▽
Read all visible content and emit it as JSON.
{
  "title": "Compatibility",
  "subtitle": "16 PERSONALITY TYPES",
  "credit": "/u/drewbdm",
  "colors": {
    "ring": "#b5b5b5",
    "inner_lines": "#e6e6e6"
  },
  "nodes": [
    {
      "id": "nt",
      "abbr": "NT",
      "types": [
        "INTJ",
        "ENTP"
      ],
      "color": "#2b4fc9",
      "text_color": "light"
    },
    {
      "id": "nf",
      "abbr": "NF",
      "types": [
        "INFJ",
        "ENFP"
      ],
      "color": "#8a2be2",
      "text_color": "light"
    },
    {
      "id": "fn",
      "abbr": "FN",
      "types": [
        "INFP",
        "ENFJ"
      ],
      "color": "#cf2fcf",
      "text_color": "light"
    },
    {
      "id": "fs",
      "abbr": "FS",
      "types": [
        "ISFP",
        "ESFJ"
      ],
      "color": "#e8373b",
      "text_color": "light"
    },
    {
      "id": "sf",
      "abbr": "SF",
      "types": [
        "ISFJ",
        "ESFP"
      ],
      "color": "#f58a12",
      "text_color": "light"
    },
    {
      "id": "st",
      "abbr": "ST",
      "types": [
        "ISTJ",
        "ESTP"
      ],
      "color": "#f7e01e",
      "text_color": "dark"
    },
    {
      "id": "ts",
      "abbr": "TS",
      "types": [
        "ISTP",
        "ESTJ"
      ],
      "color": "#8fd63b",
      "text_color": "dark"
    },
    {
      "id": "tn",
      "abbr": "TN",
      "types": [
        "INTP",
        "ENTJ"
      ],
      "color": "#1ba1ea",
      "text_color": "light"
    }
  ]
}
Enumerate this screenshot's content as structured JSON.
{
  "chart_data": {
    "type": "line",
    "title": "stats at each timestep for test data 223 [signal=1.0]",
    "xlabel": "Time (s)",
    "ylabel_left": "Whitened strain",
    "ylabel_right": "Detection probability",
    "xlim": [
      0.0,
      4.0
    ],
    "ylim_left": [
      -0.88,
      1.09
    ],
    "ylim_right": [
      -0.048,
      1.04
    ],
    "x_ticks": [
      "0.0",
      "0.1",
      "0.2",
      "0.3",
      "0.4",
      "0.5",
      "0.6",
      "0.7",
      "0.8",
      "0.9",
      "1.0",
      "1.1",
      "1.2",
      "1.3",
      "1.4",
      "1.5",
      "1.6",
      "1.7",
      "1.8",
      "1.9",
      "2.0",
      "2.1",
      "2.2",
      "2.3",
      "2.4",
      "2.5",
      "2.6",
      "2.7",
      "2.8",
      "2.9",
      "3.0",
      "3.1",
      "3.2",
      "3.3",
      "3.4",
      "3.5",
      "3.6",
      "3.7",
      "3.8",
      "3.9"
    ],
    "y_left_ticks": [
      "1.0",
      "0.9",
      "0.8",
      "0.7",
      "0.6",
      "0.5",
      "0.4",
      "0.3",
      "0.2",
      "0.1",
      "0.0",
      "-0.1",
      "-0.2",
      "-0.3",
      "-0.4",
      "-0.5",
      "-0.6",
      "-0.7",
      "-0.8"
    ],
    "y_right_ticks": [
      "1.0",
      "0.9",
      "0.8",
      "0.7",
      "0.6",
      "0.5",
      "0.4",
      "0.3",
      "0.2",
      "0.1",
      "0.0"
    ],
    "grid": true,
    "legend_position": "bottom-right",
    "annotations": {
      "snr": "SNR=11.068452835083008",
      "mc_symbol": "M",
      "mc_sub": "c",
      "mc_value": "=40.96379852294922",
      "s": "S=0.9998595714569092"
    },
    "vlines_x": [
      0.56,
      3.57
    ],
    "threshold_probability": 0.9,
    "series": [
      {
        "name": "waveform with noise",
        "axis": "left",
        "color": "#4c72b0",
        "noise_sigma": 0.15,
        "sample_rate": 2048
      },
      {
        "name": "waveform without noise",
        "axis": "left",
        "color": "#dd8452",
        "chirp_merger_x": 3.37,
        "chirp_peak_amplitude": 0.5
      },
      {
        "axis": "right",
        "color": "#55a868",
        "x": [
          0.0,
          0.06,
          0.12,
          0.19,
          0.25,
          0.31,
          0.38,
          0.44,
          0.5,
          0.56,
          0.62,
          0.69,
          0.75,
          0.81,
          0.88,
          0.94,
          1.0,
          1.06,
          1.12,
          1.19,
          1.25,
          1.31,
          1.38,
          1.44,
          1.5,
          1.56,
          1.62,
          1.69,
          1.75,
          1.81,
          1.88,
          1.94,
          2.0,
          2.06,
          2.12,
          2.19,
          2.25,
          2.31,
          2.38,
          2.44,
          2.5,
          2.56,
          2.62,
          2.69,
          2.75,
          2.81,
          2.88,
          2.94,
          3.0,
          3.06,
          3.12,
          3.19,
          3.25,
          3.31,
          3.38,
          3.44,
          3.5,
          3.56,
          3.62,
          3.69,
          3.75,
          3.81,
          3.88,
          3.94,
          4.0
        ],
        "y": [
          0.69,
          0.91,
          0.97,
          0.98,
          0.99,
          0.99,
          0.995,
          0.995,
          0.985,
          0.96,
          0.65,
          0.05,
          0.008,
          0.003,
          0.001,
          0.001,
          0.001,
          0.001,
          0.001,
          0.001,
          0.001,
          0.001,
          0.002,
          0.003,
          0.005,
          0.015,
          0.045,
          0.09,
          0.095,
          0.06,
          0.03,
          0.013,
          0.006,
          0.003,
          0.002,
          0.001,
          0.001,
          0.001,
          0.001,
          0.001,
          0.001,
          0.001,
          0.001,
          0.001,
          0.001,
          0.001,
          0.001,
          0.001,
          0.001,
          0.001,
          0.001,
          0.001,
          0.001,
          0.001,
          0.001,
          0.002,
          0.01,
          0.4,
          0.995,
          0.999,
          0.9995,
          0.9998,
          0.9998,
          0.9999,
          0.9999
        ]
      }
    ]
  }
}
△
• **What is being asked**
All of the material must be reproduced exactly.

• **Full answer**
Read all visible content and emit it as JSON.
{
  "title": "Compatibility",
  "subtitle": "16 PERSONALITY TYPES",
  "credit": "/u/drewbdm",
  "colors": {
    "ring": "#b5b5b5",
    "inner_lines": "#e6e6e6"
  },
  "nodes": [
    {
      "id": "nt",
      "abbr": "NT",
      "types": [
        "INTJ",
        "ENTP"
      ],
      "color": "#2b4fc9",
      "text_color": "light"
    },
    {
      "id": "nf",
      "abbr": "NF",
      "types": [
        "INFJ",
        "ENFP"
      ],
      "color": "#8a2be2",
      "text_color": "light"
    },
    {
      "id": "fn",
      "abbr": "FN",
      "types": [
        "INFP",
        "ENFJ"
      ],
      "color": "#cf2fcf",
      "text_color": "light"
    },
    {
      "id": "fs",
      "abbr": "FS",
      "types": [
        "ISFP",
        "ESFJ"
      ],
      "color": "#e8373b",
      "text_color": "light"
    },
    {
      "id": "sf",
      "abbr": "SF",
      "types": [
        "ISFJ",
        "ESFP"
      ],
      "color": "#f58a12",
      "text_color": "light"
    },
    {
      "id": "st",
      "abbr": "ST",
      "types": [
        "ISTJ",
        "ESTP"
      ],
      "color": "#f7e01e",
      "text_color": "dark"
    },
    {
      "id": "ts",
      "abbr": "TS",
      "types": [
        "ISTP",
        "ESTJ"
      ],
      "color": "#8fd63b",
      "text_color": "dark"
    },
    {
      "id": "tn",
      "abbr": "TN",
      "types": [
        "INTP",
        "ENTJ"
      ],
      "color": "#1ba1ea",
      "text_color": "light"
    }
  ]
}
Enumerate this screenshot's content as structured JSON.
{
  "chart_data": {
    "type": "line",
    "title": "stats at each timestep for test data 223 [signal=1.0]",
    "xlabel": "Time (s)",
    "ylabel_left": "Whitened strain",
    "ylabel_right": "Detection probability",
    "xlim": [
      0.0,
      4.0
    ],
    "ylim_left": [
      -0.88,
      1.09
    ],
    "ylim_right": [
      -0.048,
      1.04
    ],
    "x_ticks": [
      "0.0",
      "0.1",
      "0.2",
      "0.3",
      "0.4",
      "0.5",
      "0.6",
      "0.7",
      "0.8",
      "0.9",
      "1.0",
      "1.1",
      "1.2",
      "1.3",
      "1.4",
      "1.5",
      "1.6",
      "1.7",
      "1.8",
      "1.9",
      "2.0",
      "2.1",
      "2.2",
      "2.3",
      "2.4",
      "2.5",
      "2.6",
      "2.7",
      "2.8",
      "2.9",
      "3.0",
      "3.1",
      "3.2",
      "3.3",
      "3.4",
      "3.5",
      "3.6",
      "3.7",
      "3.8",
      "3.9"
    ],
    "y_left_ticks": [
      "1.0",
      "0.9",
      "0.8",
      "0.7",
      "0.6",
      "0.5",
      "0.4",
      "0.3",
      "0.2",
      "0.1",
      "0.0",
      "-0.1",
      "-0.2",
      "-0.3",
      "-0.4",
      "-0.5",
      "-0.6",
      "-0.7",
      "-0.8"
    ],
    "y_right_ticks": [
      "1.0",
      "0.9",
      "0.8",
      "0.7",
      "0.6",
      "0.5",
      "0.4",
      "0.3",
      "0.2",
      "0.1",
      "0.0"
    ],
    "grid": true,
    "legend_position": "bottom-right",
    "annotations": {
      "snr": "SNR=11.068452835083008",
      "mc_symbol": "M",
      "mc_sub": "c",
      "mc_value": "=40.96379852294922",
      "s": "S=0.9998595714569092"
    },
    "vlines_x": [
      0.56,
      3.57
    ],
    "threshold_probability": 0.9,
    "series": [
      {
        "name": "waveform with noise",
        "axis": "left",
        "color": "#4c72b0",
        "noise_sigma": 0.15,
        "sample_rate": 2048
      },
      {
        "name": "waveform without noise",
        "axis": "left",
        "color": "#dd8452",
        "chirp_merger_x": 3.37,
        "chirp_peak_amplitude": 0.5
      },
      {
        "axis": "right",
        "color": "#55a868",
        "x": [
          0.0,
          0.06,
          0.12,
          0.19,
          0.25,
          0.31,
          0.38,
          0.44,
          0.5,
          0.56,
          0.62,
          0.69,
          0.75,
          0.81,
          0.88,
          0.94,
          1.0,
          1.06,
          1.12,
          1.19,
          1.25,
          1.31,
          1.38,
          1.44,
          1.5,
          1.56,
          1.62,
          1.69,
          1.75,
          1.81,
          1.88,
          1.94,
          2.0,
          2.06,
          2.12,
          2.19,
          2.25,
          2.31,
          2.38,
          2.44,
          2.5,
          2.56,
          2.62,
          2.69,
          2.75,
          2.81,
          2.88,
          2.94,
          3.0,
          3.06,
          3.12,
          3.19,
          3.25,
          3.31,
          3.38,
          3.44,
          3.5,
          3.56,
          3.62,
          3.69,
          3.75,
          3.81,
          3.88,
          3.94,
          4.0
        ],
        "y": [
          0.69,
          0.91,
          0.97,
          0.98,
          0.99,
          0.99,
          0.995,
          0.995,
          0.985,
          0.96,
          0.65,
          0.05,
          0.008,
          0.003,
          0.001,
          0.001,
          0.001,
          0.001,
          0.001,
          0.001,
          0.001,
          0.001,
          0.002,
          0.003,
          0.005,
          0.015,
          0.045,
          0.09,
          0.095,
          0.06,
          0.03,
          0.013,
          0.006,
          0.003,
          0.002,
          0.001,
          0.001,
          0.001,
          0.001,
          0.001,
          0.001,
          0.001,
          0.001,
          0.001,
          0.001,
          0.001,
          0.001,
          0.001,
          0.001,
          0.001,
          0.001,
          0.001,
          0.001,
          0.001,
          0.001,
          0.002,
          0.01,
          0.4,
          0.995,
          0.999,
          0.9995,
          0.9998,
          0.9998,
          0.9999,
          0.9999
        ]
      }
    ]
  }
}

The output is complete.